Only lines holding the string "title" are wanted; copy each one from the material.

::: DATA PROVIDED :::

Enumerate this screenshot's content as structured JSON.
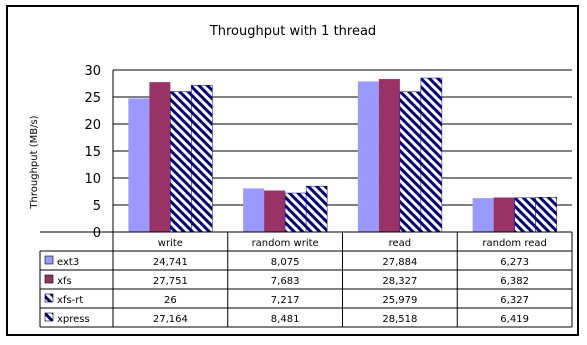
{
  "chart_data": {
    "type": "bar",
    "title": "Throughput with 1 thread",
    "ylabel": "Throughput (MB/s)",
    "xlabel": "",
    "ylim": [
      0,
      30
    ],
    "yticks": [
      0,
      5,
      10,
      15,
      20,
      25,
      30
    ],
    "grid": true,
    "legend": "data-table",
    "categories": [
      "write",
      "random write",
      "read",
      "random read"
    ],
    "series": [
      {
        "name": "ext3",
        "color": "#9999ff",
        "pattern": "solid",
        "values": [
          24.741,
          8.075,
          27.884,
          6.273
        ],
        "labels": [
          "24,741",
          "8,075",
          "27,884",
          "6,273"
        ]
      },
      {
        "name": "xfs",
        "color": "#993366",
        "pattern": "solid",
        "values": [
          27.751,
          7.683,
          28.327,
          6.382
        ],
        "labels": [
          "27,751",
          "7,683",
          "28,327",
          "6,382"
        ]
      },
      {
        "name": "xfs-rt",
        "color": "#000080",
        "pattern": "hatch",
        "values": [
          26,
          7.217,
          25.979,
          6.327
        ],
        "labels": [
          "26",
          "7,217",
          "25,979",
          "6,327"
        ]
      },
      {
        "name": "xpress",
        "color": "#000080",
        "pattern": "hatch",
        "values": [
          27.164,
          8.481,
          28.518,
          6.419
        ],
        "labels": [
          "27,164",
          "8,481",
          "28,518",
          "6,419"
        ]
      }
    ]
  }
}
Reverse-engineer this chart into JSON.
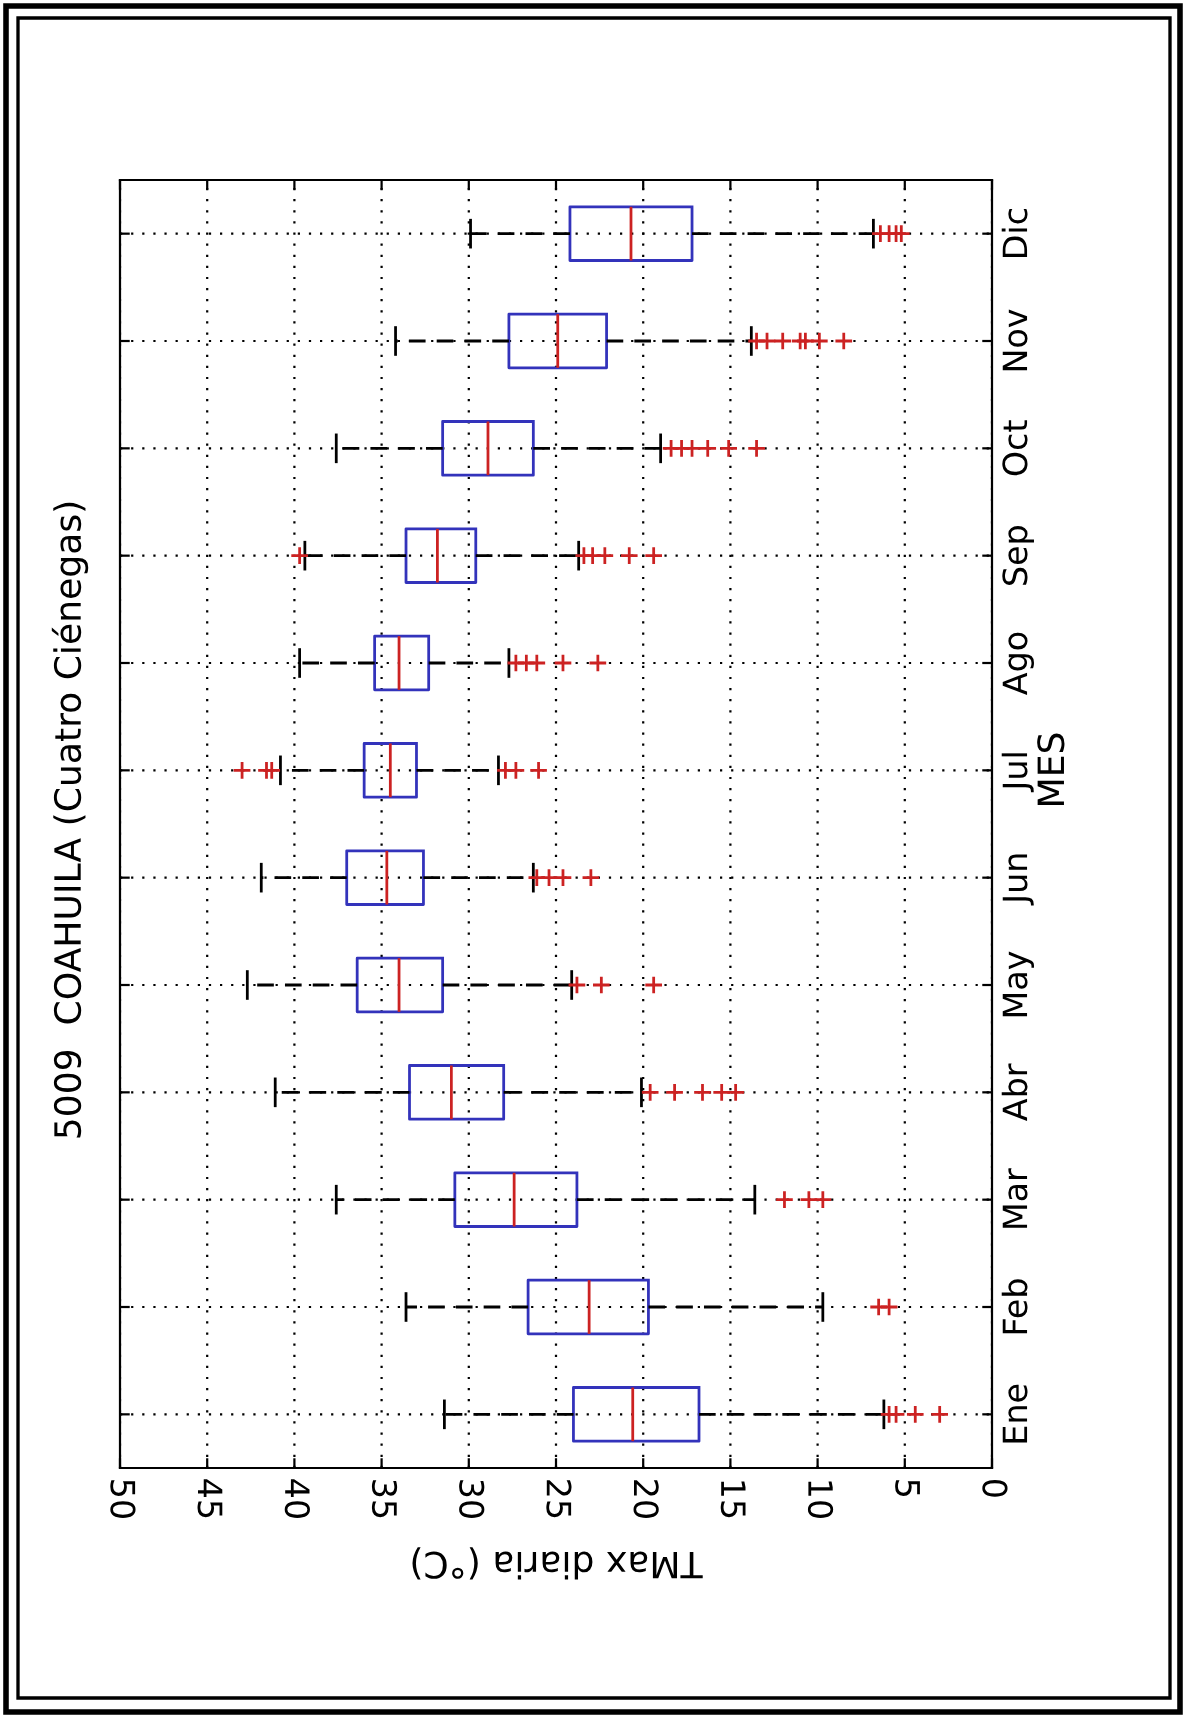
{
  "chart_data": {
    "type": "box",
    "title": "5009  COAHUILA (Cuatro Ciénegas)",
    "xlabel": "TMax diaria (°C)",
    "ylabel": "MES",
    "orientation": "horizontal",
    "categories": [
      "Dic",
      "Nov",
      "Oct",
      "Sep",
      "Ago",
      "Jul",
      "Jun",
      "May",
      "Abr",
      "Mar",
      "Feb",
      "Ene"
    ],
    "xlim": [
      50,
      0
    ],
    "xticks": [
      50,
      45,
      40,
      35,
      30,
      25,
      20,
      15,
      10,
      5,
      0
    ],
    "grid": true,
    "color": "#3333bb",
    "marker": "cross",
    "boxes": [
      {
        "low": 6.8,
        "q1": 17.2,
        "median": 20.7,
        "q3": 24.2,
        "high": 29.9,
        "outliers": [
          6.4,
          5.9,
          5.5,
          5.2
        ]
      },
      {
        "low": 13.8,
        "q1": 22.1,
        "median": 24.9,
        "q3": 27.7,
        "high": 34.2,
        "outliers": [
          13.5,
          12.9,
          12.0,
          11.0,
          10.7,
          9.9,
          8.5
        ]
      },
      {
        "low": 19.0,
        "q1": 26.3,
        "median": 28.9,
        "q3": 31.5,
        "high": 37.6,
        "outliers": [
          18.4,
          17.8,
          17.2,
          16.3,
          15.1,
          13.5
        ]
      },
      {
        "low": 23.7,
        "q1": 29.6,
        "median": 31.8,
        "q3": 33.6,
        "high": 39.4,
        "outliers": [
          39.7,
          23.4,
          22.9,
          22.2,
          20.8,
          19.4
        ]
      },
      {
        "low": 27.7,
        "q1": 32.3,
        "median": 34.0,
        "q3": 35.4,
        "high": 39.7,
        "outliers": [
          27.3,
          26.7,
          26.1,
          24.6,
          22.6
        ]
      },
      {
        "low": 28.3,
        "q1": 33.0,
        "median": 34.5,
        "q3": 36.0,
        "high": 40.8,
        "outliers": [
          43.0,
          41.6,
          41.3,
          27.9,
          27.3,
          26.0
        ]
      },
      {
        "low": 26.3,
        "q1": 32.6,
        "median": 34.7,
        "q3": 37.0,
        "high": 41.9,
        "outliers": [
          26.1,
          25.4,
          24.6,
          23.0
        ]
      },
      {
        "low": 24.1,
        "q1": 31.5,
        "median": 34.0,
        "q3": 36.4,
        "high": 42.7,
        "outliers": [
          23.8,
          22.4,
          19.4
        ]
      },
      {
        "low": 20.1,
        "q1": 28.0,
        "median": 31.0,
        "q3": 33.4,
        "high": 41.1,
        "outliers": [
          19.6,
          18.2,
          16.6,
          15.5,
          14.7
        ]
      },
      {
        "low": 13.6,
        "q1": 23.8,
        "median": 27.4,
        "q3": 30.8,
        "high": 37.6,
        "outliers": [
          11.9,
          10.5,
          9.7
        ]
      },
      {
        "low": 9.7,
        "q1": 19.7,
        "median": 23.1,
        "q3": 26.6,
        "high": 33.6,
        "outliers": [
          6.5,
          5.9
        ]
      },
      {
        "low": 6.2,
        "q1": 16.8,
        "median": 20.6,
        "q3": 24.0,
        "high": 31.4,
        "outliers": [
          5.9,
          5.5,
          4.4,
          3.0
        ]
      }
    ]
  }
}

:::

*SOLUTION TO THIS PROBLEM*.
    "title": "Throughput with 1 thread",
    "title": "5009  COAHUILA (Cuatro Ciénegas)",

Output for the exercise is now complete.